_Do this:_
Pick out each line of the records in which the word "sozei" appears.

_Provided entries:_
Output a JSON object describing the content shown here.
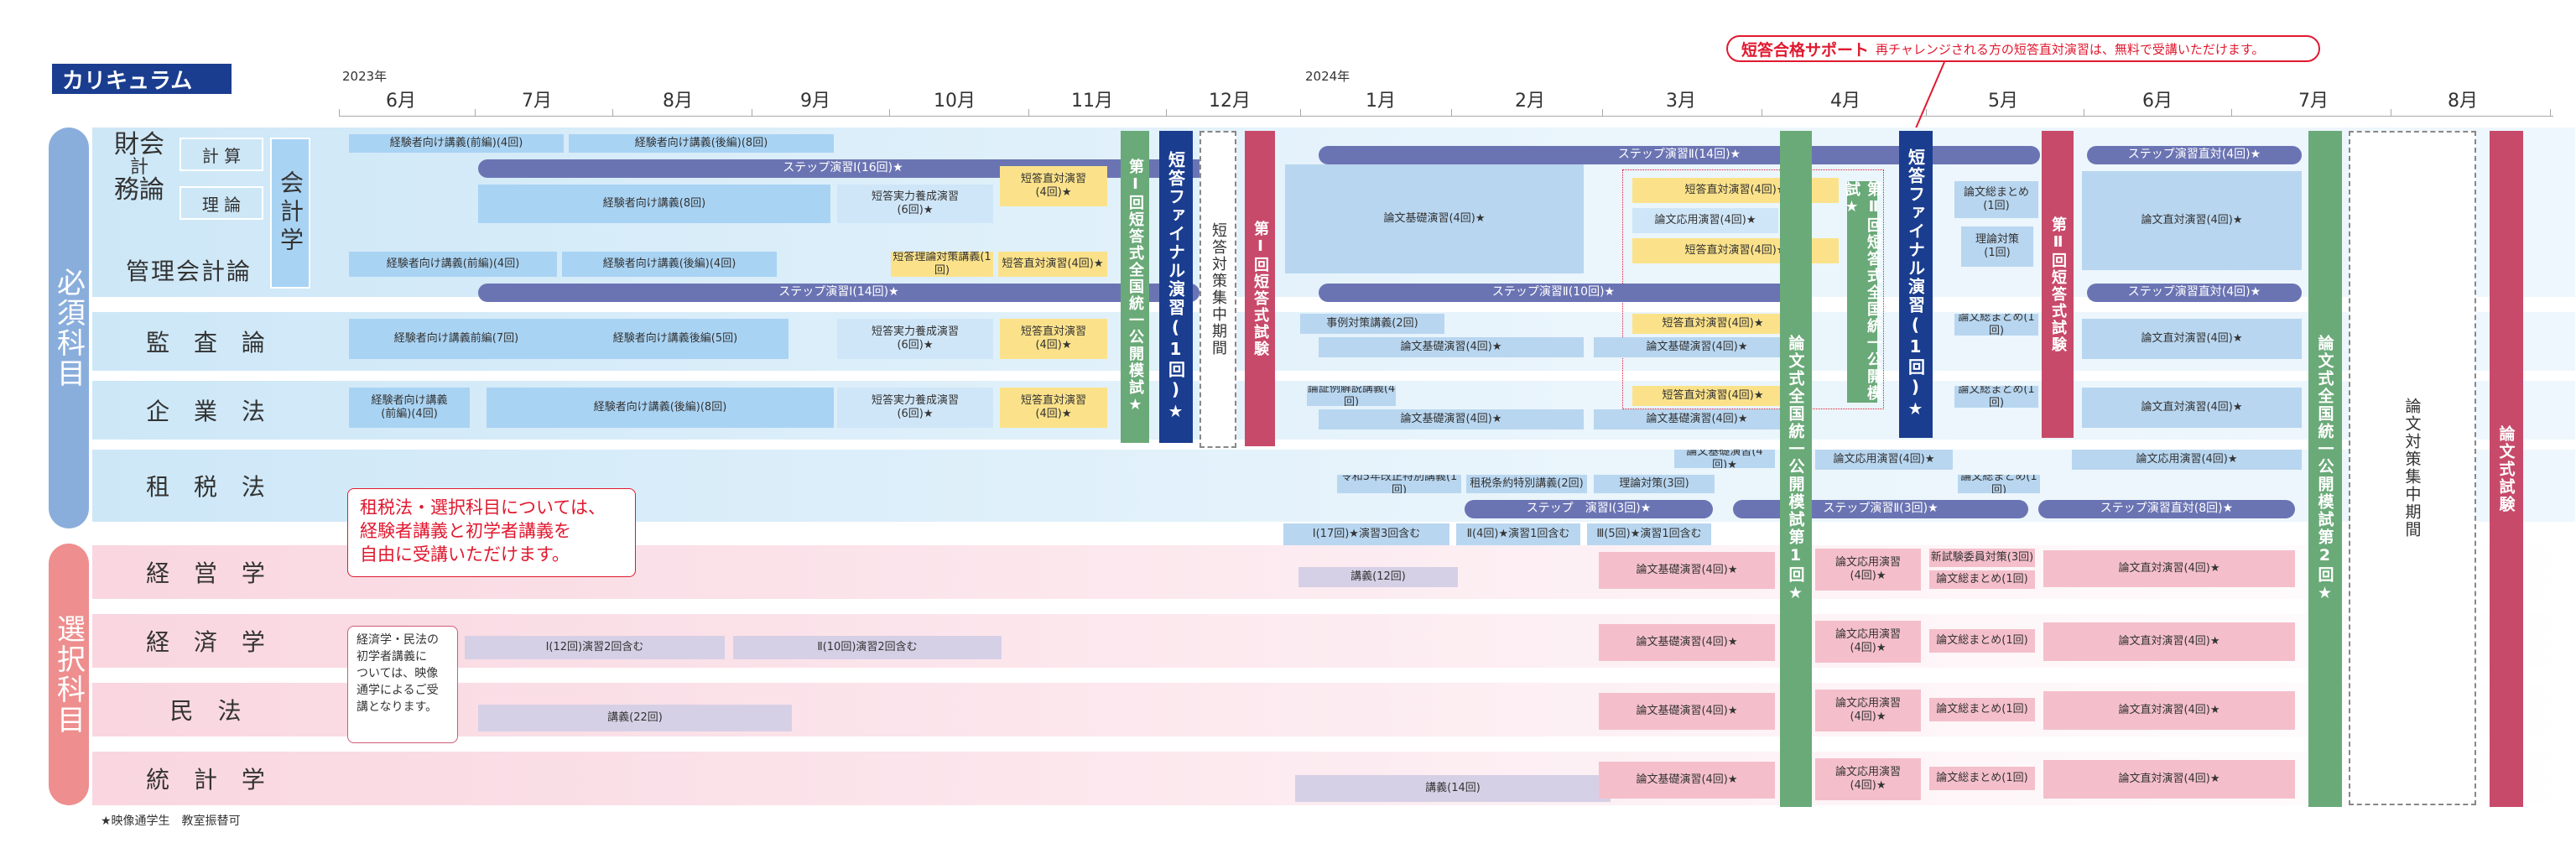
{
  "title": "カリキュラム",
  "years": {
    "y2023": "2023年",
    "y2024": "2024年"
  },
  "months": [
    "6月",
    "7月",
    "8月",
    "9月",
    "10月",
    "11月",
    "12月",
    "1月",
    "2月",
    "3月",
    "4月",
    "5月",
    "6月",
    "7月",
    "8月"
  ],
  "support": {
    "label": "短答合格サポート",
    "text": "再チャレンジされる方の短答直対演習は、無料で受講いただけます。"
  },
  "groups": {
    "required": "必須科目",
    "elective": "選択科目"
  },
  "subjects": {
    "zaimu1": "財会",
    "zaimu2": "計",
    "zaimu3": "務論",
    "keisan": "計 算",
    "riron": "理 論",
    "kaikeigaku": "会計学",
    "kanri": "管理会計論",
    "kansa": "監 査 論",
    "kigyo": "企 業 法",
    "sozei": "租 税 法",
    "keiei": "経 営 学",
    "keizai": "経 済 学",
    "minpo": "民 法",
    "tokei": "統 計 学"
  },
  "notes": {
    "sozei": "租税法・選択科目については、\n経験者講義と初学者講義を\n自由に受講いただけます。",
    "keizai": "経済学・民法の\n初学者講義に\nついては、映像\n通学によるご受\n講となります。",
    "footer": "★映像通学生　教室振替可"
  },
  "vbars": {
    "moshi1": "第Ⅰ回短答式全国統一公開模試★",
    "final1": "短答ファイナル演習(1回)★",
    "shuchu1": "短答対策集中期間",
    "shiken1": "第Ⅰ回短答式試験",
    "ronmoshi1": "論文式全国統一公開模試第1回★",
    "moshi2": "第Ⅱ回短答式全国統一公開模試★",
    "final2": "短答ファイナル演習(1回)★",
    "shiken2": "第Ⅱ回短答式試験",
    "ronmoshi2": "論文式全国統一公開模試第2回★",
    "ronshuchu": "論文対策集中期間",
    "ronshiken": "論文式試験"
  },
  "bars": {
    "b1": "経験者向け講義(前編)(4回)",
    "b2": "経験者向け講義(後編)(8回)",
    "b3": "ステップ演習Ⅰ(16回)★",
    "b4": "経験者向け講義(8回)",
    "b5": "短答実力養成演習\n(6回)★",
    "b6": "短答直対演習\n(4回)★",
    "b7": "論文基礎演習(4回)★",
    "b8": "ステップ演習Ⅱ(14回)★",
    "b9": "短答直対演習(4回)★",
    "b10": "論文応用演習(4回)★",
    "b11": "短答直対演習(4回)★",
    "b12": "論文総まとめ\n(1回)",
    "b13": "理論対策\n(1回)",
    "b14": "ステップ演習直対(4回)★",
    "b15": "論文直対演習(4回)★",
    "c1": "経験者向け講義(前編)(4回)",
    "c2": "経験者向け講義(後編)(4回)",
    "c3": "短答理論対策講義(1回)",
    "c4": "短答直対演習(4回)★",
    "c5": "ステップ演習Ⅰ(14回)★",
    "c6": "ステップ演習Ⅱ(10回)★",
    "c7": "ステップ演習直対(4回)★",
    "d1": "経験者向け講義前編(7回)",
    "d2": "経験者向け講義後編(5回)",
    "d3": "短答実力養成演習\n(6回)★",
    "d4": "短答直対演習\n(4回)★",
    "d5": "事例対策講義(2回)",
    "d6": "論文基礎演習(4回)★",
    "d7": "短答直対演習(4回)★",
    "d8": "論文基礎演習(4回)★",
    "d9": "論文総まとめ(1回)",
    "d10": "論文直対演習(4回)★",
    "e1": "経験者向け講義\n(前編)(4回)",
    "e2": "経験者向け講義(後編)(8回)",
    "e3": "短答実力養成演習\n(6回)★",
    "e4": "短答直対演習\n(4回)★",
    "e5": "論証例解説講義(4回)",
    "e6": "論文基礎演習(4回)★",
    "e7": "短答直対演習(4回)★",
    "e8": "論文基礎演習(4回)★",
    "e9": "論文総まとめ(1回)",
    "e10": "論文直対演習(4回)★",
    "f1": "論文基礎演習(4回)★",
    "f2": "論文応用演習(4回)★",
    "f3": "論文応用演習(4回)★",
    "f4": "論文総まとめ(1回)",
    "f5": "令和5年改正特別講義(1回)",
    "f6": "租税条約特別講義(2回)",
    "f7": "理論対策(3回)",
    "f8": "ステップ　演習Ⅰ(3回)★",
    "f9": "ステップ演習Ⅱ(3回)★",
    "f10": "ステップ演習直対(8回)★",
    "f11": "Ⅰ(17回)★演習3回含む",
    "f12": "Ⅱ(4回)★演習1回含む",
    "f13": "Ⅲ(5回)★演習1回含む",
    "g1": "講義(12回)",
    "g2": "論文基礎演習(4回)★",
    "g3": "論文応用演習\n(4回)★",
    "g4": "新試験委員対策(3回)",
    "g5": "論文総まとめ(1回)",
    "g6": "論文直対演習(4回)★",
    "h1": "Ⅰ(12回)演習2回含む",
    "h2": "Ⅱ(10回)演習2回含む",
    "h3": "論文基礎演習(4回)★",
    "h4": "論文応用演習\n(4回)★",
    "h5": "論文総まとめ(1回)",
    "h6": "論文直対演習(4回)★",
    "i1": "講義(22回)",
    "i2": "論文基礎演習(4回)★",
    "i3": "論文応用演習\n(4回)★",
    "i4": "論文総まとめ(1回)",
    "i5": "論文直対演習(4回)★",
    "j1": "講義(14回)",
    "j2": "論文基礎演習(4回)★",
    "j3": "論文応用演習\n(4回)★",
    "j4": "論文総まとめ(1回)",
    "j5": "論文直対演習(4回)★"
  },
  "colors": {
    "navy": "#1a3d8f",
    "green": "#6aaa78",
    "red": "#c84a6a",
    "step": "#6b74b3",
    "accent": "#e0192f"
  }
}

_Answer:_
    "sozei": "租 税 法",
    "sozei": "租税法・選択科目については、\n経験者講義と初学者講義を\n自由に受講いただけます。",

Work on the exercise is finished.